What to do |
In the data, extract each line that holds the string "JSON".

╭─ Task input

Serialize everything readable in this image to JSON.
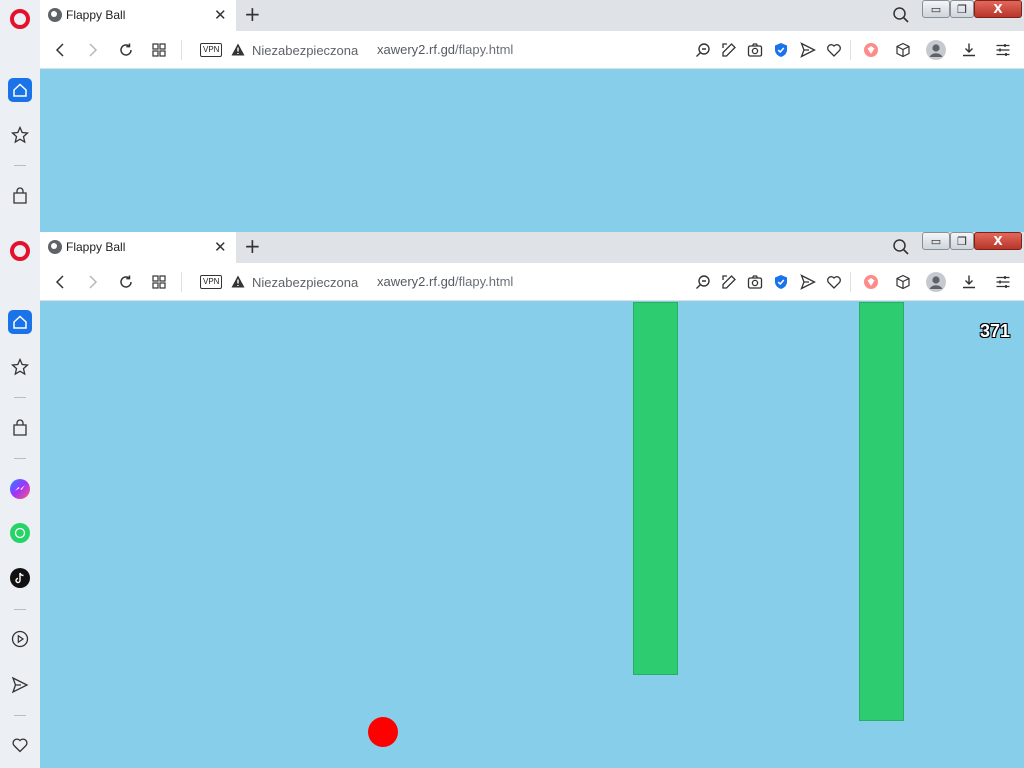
{
  "browser": {
    "tab": {
      "title": "Flappy Ball",
      "favicon": "globe-icon"
    },
    "new_tab_label": "+",
    "close_tab_label": "✕",
    "window_controls": {
      "minimize": "▭",
      "restore": "❐",
      "close": "X"
    },
    "vpn_label": "VPN",
    "security_label": "Niezabezpieczona",
    "url_host": "xawery2.rf.gd",
    "url_path": "/flapy.html"
  },
  "sidebar": {
    "items": [
      "opera-logo-icon",
      "home-icon",
      "bookmarks-star-icon",
      "shopping-bag-icon",
      "messenger-icon",
      "whatsapp-icon",
      "tiktok-icon",
      "player-icon",
      "send-icon",
      "heart-icon"
    ]
  },
  "game": {
    "score": "371",
    "colors": {
      "sky": "#87ceeb",
      "pipe": "#2ecc71",
      "ball": "#ff0000"
    }
  }
}
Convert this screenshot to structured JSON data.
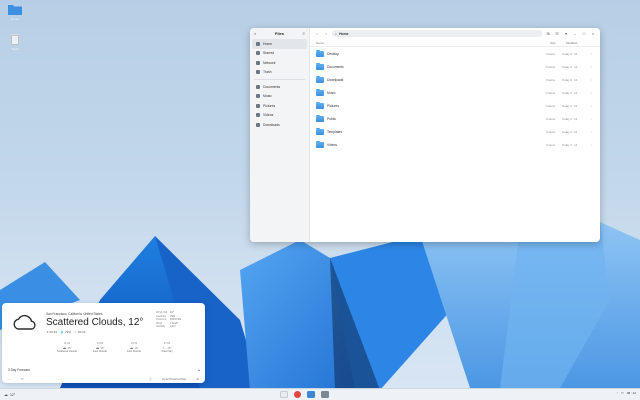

╰─

Solution to this problem |
Serialize everything readable in this image to JSON.
Convert this screenshot to structured JSON data.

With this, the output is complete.